Start of Available records
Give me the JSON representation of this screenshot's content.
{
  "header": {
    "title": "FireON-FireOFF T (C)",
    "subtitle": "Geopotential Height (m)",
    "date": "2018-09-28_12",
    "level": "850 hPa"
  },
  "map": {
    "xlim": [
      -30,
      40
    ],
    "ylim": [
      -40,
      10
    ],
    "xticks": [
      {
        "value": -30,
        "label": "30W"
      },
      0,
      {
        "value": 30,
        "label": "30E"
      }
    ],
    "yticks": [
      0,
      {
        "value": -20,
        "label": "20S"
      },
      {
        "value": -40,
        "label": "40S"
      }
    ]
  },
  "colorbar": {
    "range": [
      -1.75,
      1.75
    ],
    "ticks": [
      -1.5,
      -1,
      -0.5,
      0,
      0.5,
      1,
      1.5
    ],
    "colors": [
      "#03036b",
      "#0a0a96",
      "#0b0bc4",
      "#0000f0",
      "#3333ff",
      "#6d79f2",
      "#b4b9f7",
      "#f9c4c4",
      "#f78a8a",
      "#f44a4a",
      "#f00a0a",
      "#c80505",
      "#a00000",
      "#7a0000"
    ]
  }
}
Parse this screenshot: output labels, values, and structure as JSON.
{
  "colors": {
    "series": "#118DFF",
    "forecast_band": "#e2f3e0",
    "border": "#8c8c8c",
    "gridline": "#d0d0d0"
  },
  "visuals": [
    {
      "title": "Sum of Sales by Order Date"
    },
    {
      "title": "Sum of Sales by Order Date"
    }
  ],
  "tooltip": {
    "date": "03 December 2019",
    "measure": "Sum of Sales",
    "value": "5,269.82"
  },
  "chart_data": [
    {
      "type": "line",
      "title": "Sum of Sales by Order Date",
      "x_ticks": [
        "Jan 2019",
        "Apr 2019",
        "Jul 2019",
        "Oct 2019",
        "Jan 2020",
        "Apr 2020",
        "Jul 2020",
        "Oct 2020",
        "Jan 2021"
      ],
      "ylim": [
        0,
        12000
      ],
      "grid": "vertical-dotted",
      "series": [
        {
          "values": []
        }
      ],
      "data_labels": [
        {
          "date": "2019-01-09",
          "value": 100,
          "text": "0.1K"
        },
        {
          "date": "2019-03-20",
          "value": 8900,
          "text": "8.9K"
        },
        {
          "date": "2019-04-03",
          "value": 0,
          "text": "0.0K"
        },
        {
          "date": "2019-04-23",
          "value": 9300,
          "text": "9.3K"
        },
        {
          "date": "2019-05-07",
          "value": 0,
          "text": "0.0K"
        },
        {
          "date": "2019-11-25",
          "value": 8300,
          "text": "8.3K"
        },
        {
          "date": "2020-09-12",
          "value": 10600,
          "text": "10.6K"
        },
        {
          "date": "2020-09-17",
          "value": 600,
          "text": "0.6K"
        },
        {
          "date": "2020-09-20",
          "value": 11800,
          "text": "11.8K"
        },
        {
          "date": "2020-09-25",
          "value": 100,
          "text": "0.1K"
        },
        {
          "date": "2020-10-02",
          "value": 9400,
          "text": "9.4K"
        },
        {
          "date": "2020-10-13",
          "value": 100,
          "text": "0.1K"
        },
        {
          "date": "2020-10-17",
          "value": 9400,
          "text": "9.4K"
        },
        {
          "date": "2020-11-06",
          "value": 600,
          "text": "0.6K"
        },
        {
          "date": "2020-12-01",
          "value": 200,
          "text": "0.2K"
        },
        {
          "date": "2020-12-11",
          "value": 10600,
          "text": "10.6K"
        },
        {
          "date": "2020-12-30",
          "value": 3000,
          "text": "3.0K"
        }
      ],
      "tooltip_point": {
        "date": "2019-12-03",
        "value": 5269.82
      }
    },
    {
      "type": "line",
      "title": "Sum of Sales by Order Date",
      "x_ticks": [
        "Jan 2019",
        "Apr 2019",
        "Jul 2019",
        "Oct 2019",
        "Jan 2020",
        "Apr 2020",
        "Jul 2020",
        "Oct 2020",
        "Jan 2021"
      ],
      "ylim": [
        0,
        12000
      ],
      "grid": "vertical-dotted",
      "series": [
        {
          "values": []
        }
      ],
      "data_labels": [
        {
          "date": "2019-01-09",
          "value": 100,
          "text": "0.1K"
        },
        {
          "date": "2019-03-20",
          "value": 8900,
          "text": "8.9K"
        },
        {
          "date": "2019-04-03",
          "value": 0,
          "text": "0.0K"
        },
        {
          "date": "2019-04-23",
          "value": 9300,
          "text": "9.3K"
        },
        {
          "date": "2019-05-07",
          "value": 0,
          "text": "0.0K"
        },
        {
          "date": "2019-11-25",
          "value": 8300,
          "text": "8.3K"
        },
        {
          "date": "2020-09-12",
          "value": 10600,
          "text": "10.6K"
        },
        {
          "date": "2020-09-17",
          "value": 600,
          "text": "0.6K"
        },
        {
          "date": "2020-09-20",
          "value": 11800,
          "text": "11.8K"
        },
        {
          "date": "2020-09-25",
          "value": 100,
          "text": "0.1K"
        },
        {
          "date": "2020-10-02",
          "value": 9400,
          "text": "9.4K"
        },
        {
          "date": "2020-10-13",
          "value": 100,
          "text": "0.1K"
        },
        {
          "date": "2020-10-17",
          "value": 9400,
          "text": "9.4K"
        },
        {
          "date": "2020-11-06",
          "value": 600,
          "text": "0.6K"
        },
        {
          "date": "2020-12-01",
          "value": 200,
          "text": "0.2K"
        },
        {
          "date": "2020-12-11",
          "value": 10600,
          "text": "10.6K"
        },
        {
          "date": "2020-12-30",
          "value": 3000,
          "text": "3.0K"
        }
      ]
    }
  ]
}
End of Available records
Each record should come back exactly as written.

Give me the JSON representation of this screenshot's content.
{
  "header": {
    "title": "FireON-FireOFF T (C)",
    "subtitle": "Geopotential Height (m)",
    "date": "2018-09-28_12",
    "level": "850 hPa"
  },
  "map": {
    "xlim": [
      -30,
      40
    ],
    "ylim": [
      -40,
      10
    ],
    "xticks": [
      {
        "value": -30,
        "label": "30W"
      },
      0,
      {
        "value": 30,
        "label": "30E"
      }
    ],
    "yticks": [
      0,
      {
        "value": -20,
        "label": "20S"
      },
      {
        "value": -40,
        "label": "40S"
      }
    ]
  },
  "colorbar": {
    "range": [
      -1.75,
      1.75
    ],
    "ticks": [
      -1.5,
      -1,
      -0.5,
      0,
      0.5,
      1,
      1.5
    ],
    "colors": [
      "#03036b",
      "#0a0a96",
      "#0b0bc4",
      "#0000f0",
      "#3333ff",
      "#6d79f2",
      "#b4b9f7",
      "#f9c4c4",
      "#f78a8a",
      "#f44a4a",
      "#f00a0a",
      "#c80505",
      "#a00000",
      "#7a0000"
    ]
  }
}
Parse this screenshot: output labels, values, and structure as JSON.
{
  "colors": {
    "series": "#118DFF",
    "forecast_band": "#e2f3e0",
    "border": "#8c8c8c",
    "gridline": "#d0d0d0"
  },
  "visuals": [
    {
      "title": "Sum of Sales by Order Date"
    },
    {
      "title": "Sum of Sales by Order Date"
    }
  ],
  "tooltip": {
    "date": "03 December 2019",
    "measure": "Sum of Sales",
    "value": "5,269.82"
  },
  "chart_data": [
    {
      "type": "line",
      "title": "Sum of Sales by Order Date",
      "x_ticks": [
        "Jan 2019",
        "Apr 2019",
        "Jul 2019",
        "Oct 2019",
        "Jan 2020",
        "Apr 2020",
        "Jul 2020",
        "Oct 2020",
        "Jan 2021"
      ],
      "ylim": [
        0,
        12000
      ],
      "grid": "vertical-dotted",
      "series": [
        {
          "values": []
        }
      ],
      "data_labels": [
        {
          "date": "2019-01-09",
          "value": 100,
          "text": "0.1K"
        },
        {
          "date": "2019-03-20",
          "value": 8900,
          "text": "8.9K"
        },
        {
          "date": "2019-04-03",
          "value": 0,
          "text": "0.0K"
        },
        {
          "date": "2019-04-23",
          "value": 9300,
          "text": "9.3K"
        },
        {
          "date": "2019-05-07",
          "value": 0,
          "text": "0.0K"
        },
        {
          "date": "2019-11-25",
          "value": 8300,
          "text": "8.3K"
        },
        {
          "date": "2020-09-12",
          "value": 10600,
          "text": "10.6K"
        },
        {
          "date": "2020-09-17",
          "value": 600,
          "text": "0.6K"
        },
        {
          "date": "2020-09-20",
          "value": 11800,
          "text": "11.8K"
        },
        {
          "date": "2020-09-25",
          "value": 100,
          "text": "0.1K"
        },
        {
          "date": "2020-10-02",
          "value": 9400,
          "text": "9.4K"
        },
        {
          "date": "2020-10-13",
          "value": 100,
          "text": "0.1K"
        },
        {
          "date": "2020-10-17",
          "value": 9400,
          "text": "9.4K"
        },
        {
          "date": "2020-11-06",
          "value": 600,
          "text": "0.6K"
        },
        {
          "date": "2020-12-01",
          "value": 200,
          "text": "0.2K"
        },
        {
          "date": "2020-12-11",
          "value": 10600,
          "text": "10.6K"
        },
        {
          "date": "2020-12-30",
          "value": 3000,
          "text": "3.0K"
        }
      ],
      "tooltip_point": {
        "date": "2019-12-03",
        "value": 5269.82
      }
    },
    {
      "type": "line",
      "title": "Sum of Sales by Order Date",
      "x_ticks": [
        "Jan 2019",
        "Apr 2019",
        "Jul 2019",
        "Oct 2019",
        "Jan 2020",
        "Apr 2020",
        "Jul 2020",
        "Oct 2020",
        "Jan 2021"
      ],
      "ylim": [
        0,
        12000
      ],
      "grid": "vertical-dotted",
      "series": [
        {
          "values": []
        }
      ],
      "data_labels": [
        {
          "date": "2019-01-09",
          "value": 100,
          "text": "0.1K"
        },
        {
          "date": "2019-03-20",
          "value": 8900,
          "text": "8.9K"
        },
        {
          "date": "2019-04-03",
          "value": 0,
          "text": "0.0K"
        },
        {
          "date": "2019-04-23",
          "value": 9300,
          "text": "9.3K"
        },
        {
          "date": "2019-05-07",
          "value": 0,
          "text": "0.0K"
        },
        {
          "date": "2019-11-25",
          "value": 8300,
          "text": "8.3K"
        },
        {
          "date": "2020-09-12",
          "value": 10600,
          "text": "10.6K"
        },
        {
          "date": "2020-09-17",
          "value": 600,
          "text": "0.6K"
        },
        {
          "date": "2020-09-20",
          "value": 11800,
          "text": "11.8K"
        },
        {
          "date": "2020-09-25",
          "value": 100,
          "text": "0.1K"
        },
        {
          "date": "2020-10-02",
          "value": 9400,
          "text": "9.4K"
        },
        {
          "date": "2020-10-13",
          "value": 100,
          "text": "0.1K"
        },
        {
          "date": "2020-10-17",
          "value": 9400,
          "text": "9.4K"
        },
        {
          "date": "2020-11-06",
          "value": 600,
          "text": "0.6K"
        },
        {
          "date": "2020-12-01",
          "value": 200,
          "text": "0.2K"
        },
        {
          "date": "2020-12-11",
          "value": 10600,
          "text": "10.6K"
        },
        {
          "date": "2020-12-30",
          "value": 3000,
          "text": "3.0K"
        }
      ]
    }
  ]
}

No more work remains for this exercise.